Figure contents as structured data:
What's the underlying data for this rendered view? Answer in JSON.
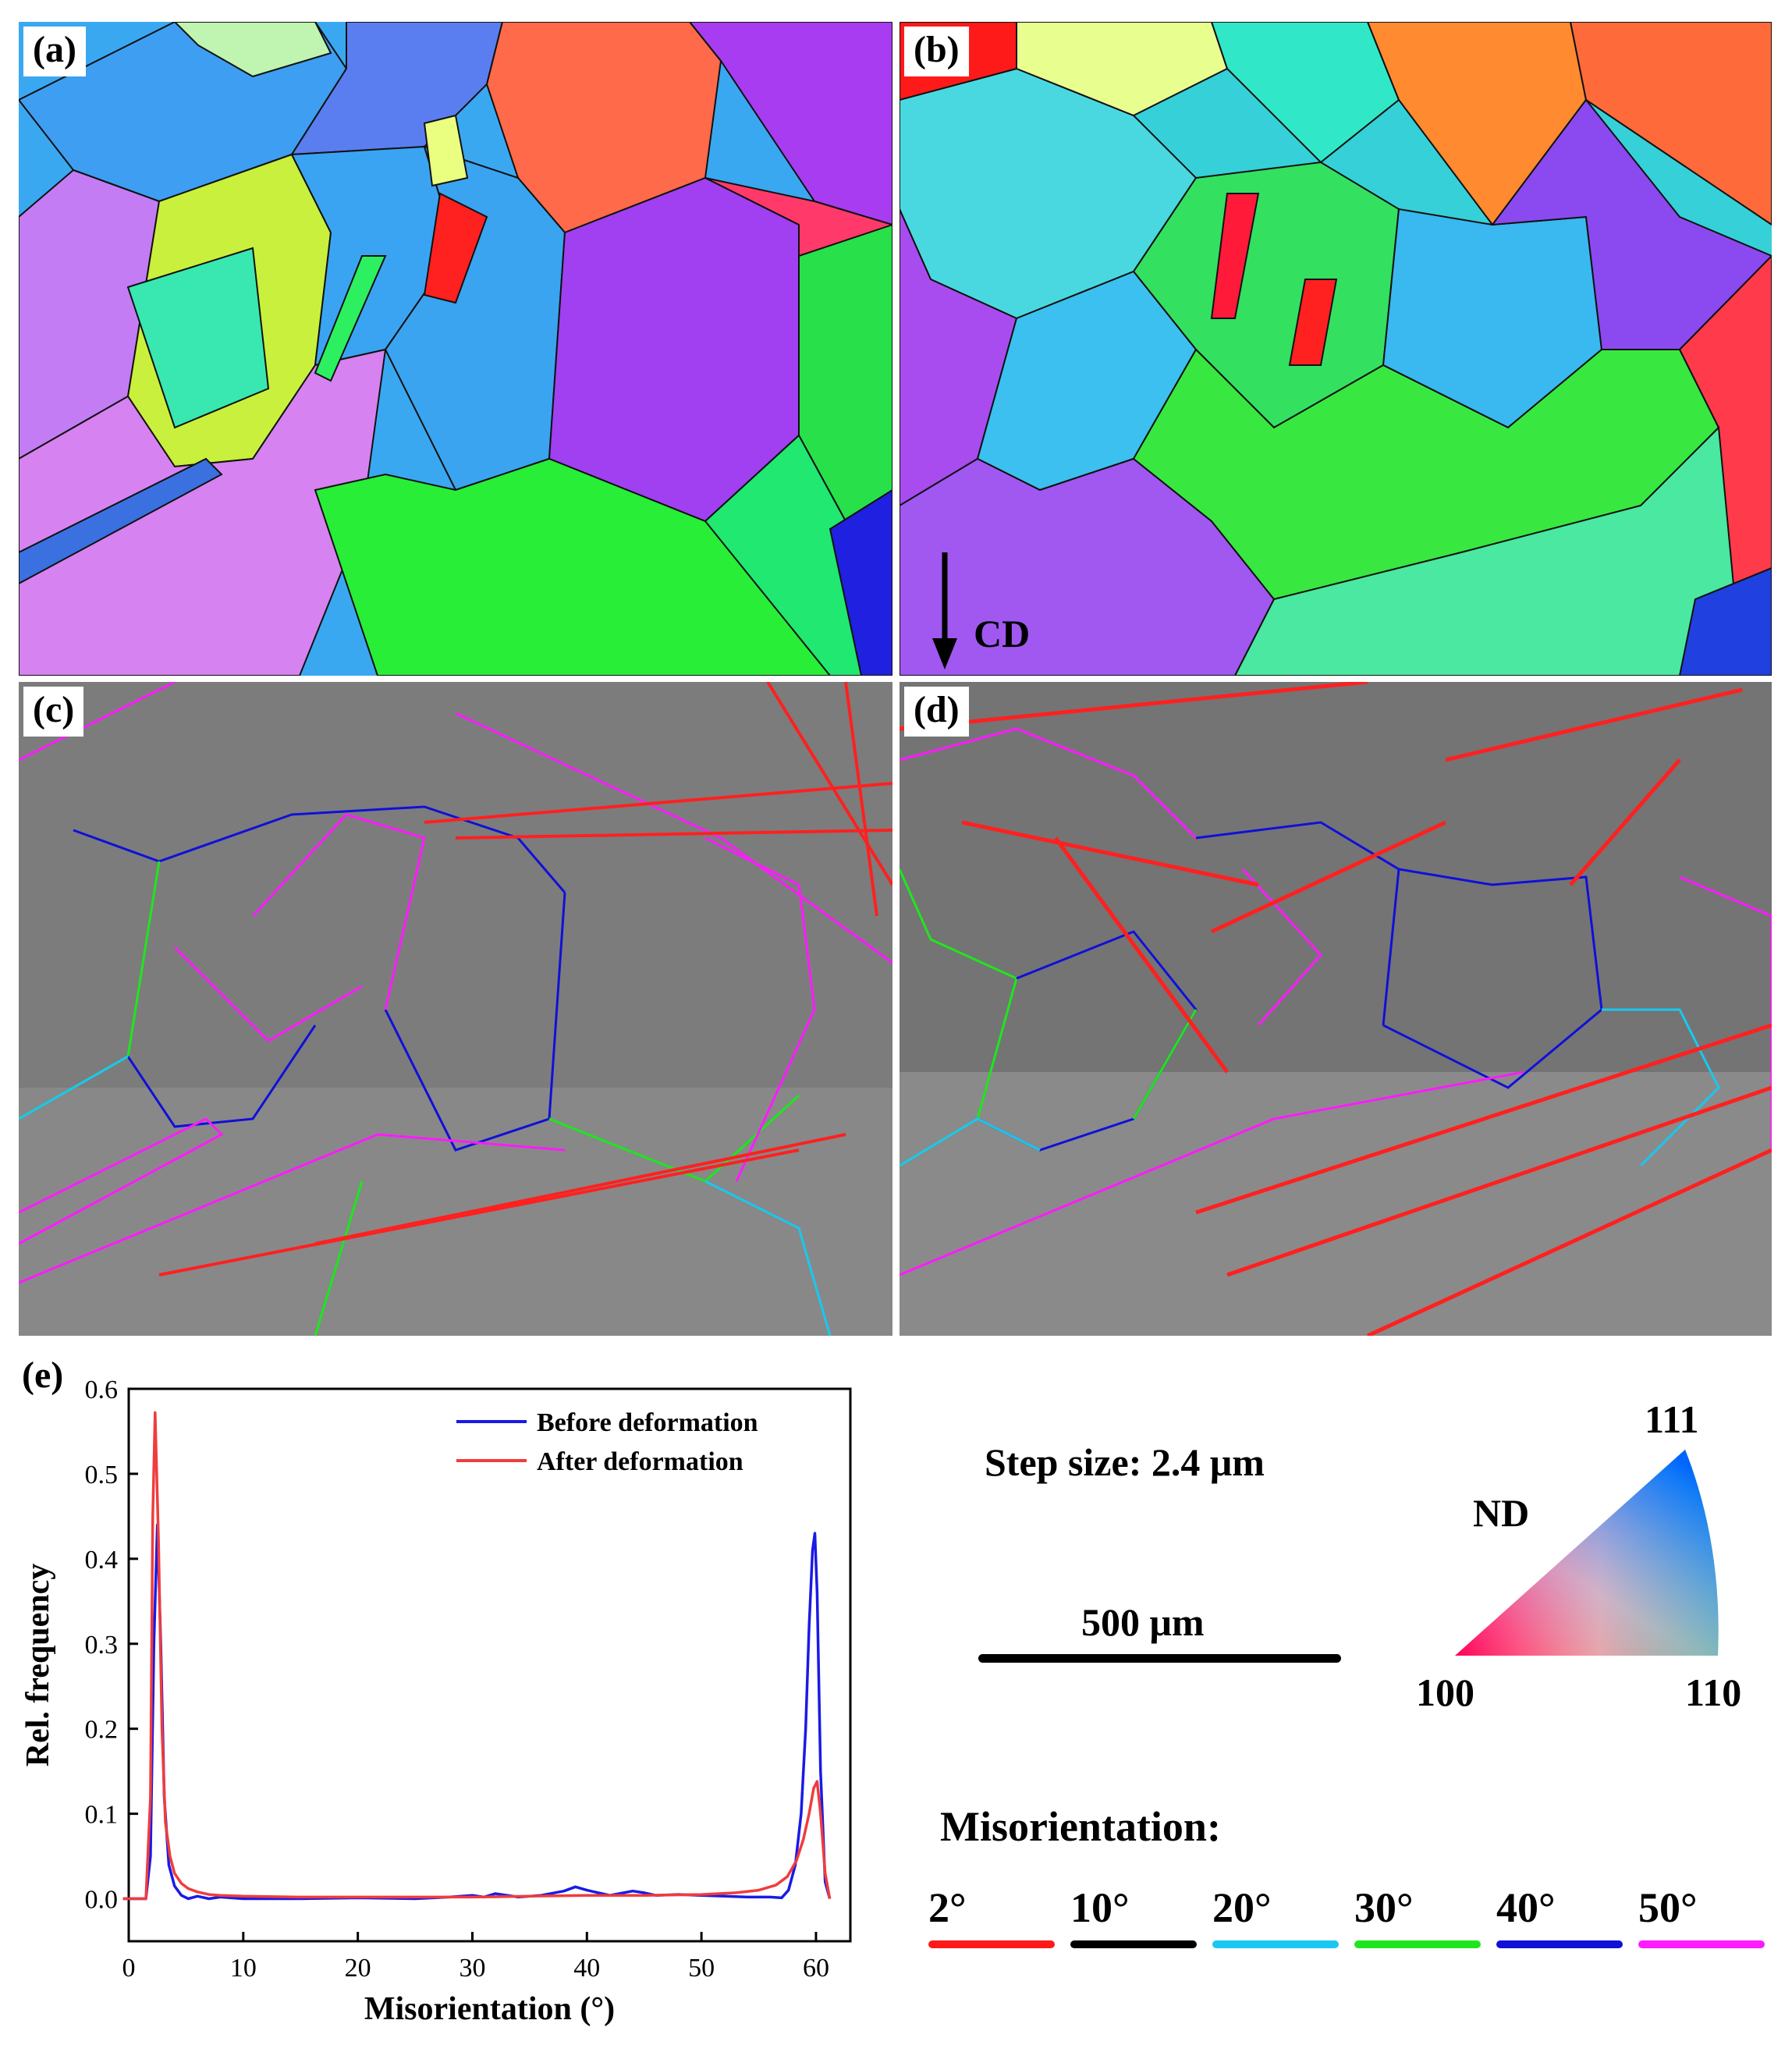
{
  "panels": {
    "a": "(a)",
    "b": "(b)",
    "c": "(c)",
    "d": "(d)",
    "e": "(e)"
  },
  "cd_label": "CD",
  "step_size": "Step size: 2.4 μm",
  "scale_bar_label": "500 μm",
  "ipf_key": {
    "axis": "ND",
    "corner_111": "111",
    "corner_100": "100",
    "corner_110": "110"
  },
  "misorientation_legend": {
    "title": "Misorientation:",
    "items": [
      {
        "label": "2°",
        "color": "#ff1a1a"
      },
      {
        "label": "10°",
        "color": "#000000"
      },
      {
        "label": "20°",
        "color": "#19c8f0"
      },
      {
        "label": "30°",
        "color": "#1ee61e"
      },
      {
        "label": "40°",
        "color": "#1010d8"
      },
      {
        "label": "50°",
        "color": "#ff1aff"
      }
    ]
  },
  "chart_data": {
    "type": "line",
    "xlabel": "Misorientation (°)",
    "ylabel": "Rel. frequency",
    "xlim": [
      0,
      63
    ],
    "ylim": [
      -0.05,
      0.6
    ],
    "xticks": [
      0,
      10,
      20,
      30,
      40,
      50,
      60
    ],
    "yticks": [
      0.0,
      0.1,
      0.2,
      0.3,
      0.4,
      0.5,
      0.6
    ],
    "series": [
      {
        "name": "Before deformation",
        "color": "#1a1ae6",
        "x": [
          -0.5,
          1.5,
          1.9,
          2.2,
          2.5,
          2.8,
          3.1,
          3.5,
          4,
          4.6,
          5.2,
          6,
          7,
          8,
          10,
          15,
          20,
          25,
          28,
          30,
          31,
          32,
          34,
          36,
          38,
          39,
          40,
          42,
          44,
          45,
          46,
          48,
          50,
          52,
          54,
          56,
          57,
          57.6,
          58.2,
          58.7,
          59.1,
          59.4,
          59.7,
          59.9,
          60.1,
          60.4,
          60.8,
          61.2
        ],
        "y": [
          0.0,
          0.0,
          0.05,
          0.3,
          0.44,
          0.3,
          0.12,
          0.04,
          0.015,
          0.004,
          0.0,
          0.003,
          0.0,
          0.002,
          0.0,
          0.0,
          0.001,
          0.0,
          0.002,
          0.004,
          0.002,
          0.006,
          0.002,
          0.004,
          0.009,
          0.014,
          0.01,
          0.004,
          0.009,
          0.007,
          0.004,
          0.005,
          0.004,
          0.003,
          0.002,
          0.002,
          0.001,
          0.01,
          0.04,
          0.1,
          0.2,
          0.32,
          0.41,
          0.43,
          0.36,
          0.15,
          0.02,
          0.0
        ]
      },
      {
        "name": "After deformation",
        "color": "#f03c3c",
        "x": [
          -0.5,
          1.5,
          1.9,
          2.1,
          2.3,
          2.6,
          2.9,
          3.2,
          3.6,
          4,
          4.6,
          5.2,
          6,
          7,
          8,
          10,
          15,
          20,
          25,
          30,
          35,
          40,
          45,
          50,
          53,
          55,
          56.5,
          57.5,
          58.3,
          58.9,
          59.4,
          59.8,
          60.1,
          60.4,
          60.8,
          61.2
        ],
        "y": [
          0.0,
          0.0,
          0.12,
          0.45,
          0.572,
          0.42,
          0.2,
          0.09,
          0.05,
          0.03,
          0.018,
          0.012,
          0.008,
          0.005,
          0.004,
          0.003,
          0.002,
          0.002,
          0.002,
          0.002,
          0.003,
          0.004,
          0.004,
          0.005,
          0.007,
          0.01,
          0.016,
          0.026,
          0.045,
          0.07,
          0.1,
          0.13,
          0.138,
          0.1,
          0.03,
          0.0
        ]
      }
    ]
  }
}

What the task asks: Copy out all the entries exactly. Images stay out of the copy.

Answer to the exercise:
What's the underlying data for this rendered view? Answer in JSON.
{
  "panels": {
    "a": "(a)",
    "b": "(b)",
    "c": "(c)",
    "d": "(d)",
    "e": "(e)"
  },
  "cd_label": "CD",
  "step_size": "Step size: 2.4 μm",
  "scale_bar_label": "500 μm",
  "ipf_key": {
    "axis": "ND",
    "corner_111": "111",
    "corner_100": "100",
    "corner_110": "110"
  },
  "misorientation_legend": {
    "title": "Misorientation:",
    "items": [
      {
        "label": "2°",
        "color": "#ff1a1a"
      },
      {
        "label": "10°",
        "color": "#000000"
      },
      {
        "label": "20°",
        "color": "#19c8f0"
      },
      {
        "label": "30°",
        "color": "#1ee61e"
      },
      {
        "label": "40°",
        "color": "#1010d8"
      },
      {
        "label": "50°",
        "color": "#ff1aff"
      }
    ]
  },
  "chart_data": {
    "type": "line",
    "xlabel": "Misorientation (°)",
    "ylabel": "Rel. frequency",
    "xlim": [
      0,
      63
    ],
    "ylim": [
      -0.05,
      0.6
    ],
    "xticks": [
      0,
      10,
      20,
      30,
      40,
      50,
      60
    ],
    "yticks": [
      0.0,
      0.1,
      0.2,
      0.3,
      0.4,
      0.5,
      0.6
    ],
    "series": [
      {
        "name": "Before deformation",
        "color": "#1a1ae6",
        "x": [
          -0.5,
          1.5,
          1.9,
          2.2,
          2.5,
          2.8,
          3.1,
          3.5,
          4,
          4.6,
          5.2,
          6,
          7,
          8,
          10,
          15,
          20,
          25,
          28,
          30,
          31,
          32,
          34,
          36,
          38,
          39,
          40,
          42,
          44,
          45,
          46,
          48,
          50,
          52,
          54,
          56,
          57,
          57.6,
          58.2,
          58.7,
          59.1,
          59.4,
          59.7,
          59.9,
          60.1,
          60.4,
          60.8,
          61.2
        ],
        "y": [
          0.0,
          0.0,
          0.05,
          0.3,
          0.44,
          0.3,
          0.12,
          0.04,
          0.015,
          0.004,
          0.0,
          0.003,
          0.0,
          0.002,
          0.0,
          0.0,
          0.001,
          0.0,
          0.002,
          0.004,
          0.002,
          0.006,
          0.002,
          0.004,
          0.009,
          0.014,
          0.01,
          0.004,
          0.009,
          0.007,
          0.004,
          0.005,
          0.004,
          0.003,
          0.002,
          0.002,
          0.001,
          0.01,
          0.04,
          0.1,
          0.2,
          0.32,
          0.41,
          0.43,
          0.36,
          0.15,
          0.02,
          0.0
        ]
      },
      {
        "name": "After deformation",
        "color": "#f03c3c",
        "x": [
          -0.5,
          1.5,
          1.9,
          2.1,
          2.3,
          2.6,
          2.9,
          3.2,
          3.6,
          4,
          4.6,
          5.2,
          6,
          7,
          8,
          10,
          15,
          20,
          25,
          30,
          35,
          40,
          45,
          50,
          53,
          55,
          56.5,
          57.5,
          58.3,
          58.9,
          59.4,
          59.8,
          60.1,
          60.4,
          60.8,
          61.2
        ],
        "y": [
          0.0,
          0.0,
          0.12,
          0.45,
          0.572,
          0.42,
          0.2,
          0.09,
          0.05,
          0.03,
          0.018,
          0.012,
          0.008,
          0.005,
          0.004,
          0.003,
          0.002,
          0.002,
          0.002,
          0.002,
          0.003,
          0.004,
          0.004,
          0.005,
          0.007,
          0.01,
          0.016,
          0.026,
          0.045,
          0.07,
          0.1,
          0.13,
          0.138,
          0.1,
          0.03,
          0.0
        ]
      }
    ]
  }
}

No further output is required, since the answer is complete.